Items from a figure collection
▬▬▬

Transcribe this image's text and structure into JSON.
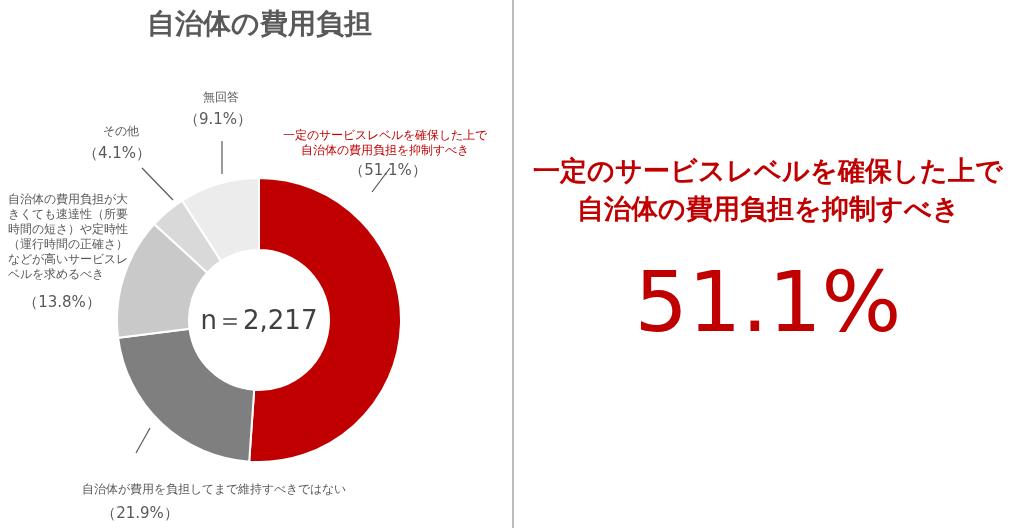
{
  "chart_data": {
    "type": "donut",
    "title": "自治体の費用負担",
    "categories": [
      "一定のサービスレベルを確保した上で自治体の費用負担を抑制すべき",
      "自治体が費用を負担してまで維持すべきではない",
      "自治体の費用負担が大きくても速達性（所要時間の短さ）や定時性（運行時間の正確さ）などが高いサービスレベルを求めるべき",
      "その他",
      "無回答"
    ],
    "values": [
      51.1,
      21.9,
      13.8,
      4.1,
      9.1
    ],
    "colors": [
      "#c00000",
      "#7f7f7f",
      "#c9c9c9",
      "#d9d9d9",
      "#ececec"
    ],
    "value_labels": [
      "（51.1%）",
      "（21.9%）",
      "（13.8%）",
      "（4.1%）",
      "（9.1%）"
    ],
    "annotations": [
      "n＝2,217",
      "一定のサービスレベルを確保した上で自治体の費用負担を抑制すべき",
      "51.1%"
    ]
  }
}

▬▬▬

Please write out all of the material above without changing a word, and omit any pictures.

-- The reply --
Transcribe this image's text and structure into JSON.
{
  "chart_data": {
    "type": "donut",
    "title": "自治体の費用負担",
    "categories": [
      "一定のサービスレベルを確保した上で自治体の費用負担を抑制すべき",
      "自治体が費用を負担してまで維持すべきではない",
      "自治体の費用負担が大きくても速達性（所要時間の短さ）や定時性（運行時間の正確さ）などが高いサービスレベルを求めるべき",
      "その他",
      "無回答"
    ],
    "values": [
      51.1,
      21.9,
      13.8,
      4.1,
      9.1
    ],
    "colors": [
      "#c00000",
      "#7f7f7f",
      "#c9c9c9",
      "#d9d9d9",
      "#ececec"
    ],
    "value_labels": [
      "（51.1%）",
      "（21.9%）",
      "（13.8%）",
      "（4.1%）",
      "（9.1%）"
    ],
    "annotations": [
      "n＝2,217",
      "一定のサービスレベルを確保した上で自治体の費用負担を抑制すべき",
      "51.1%"
    ]
  }
}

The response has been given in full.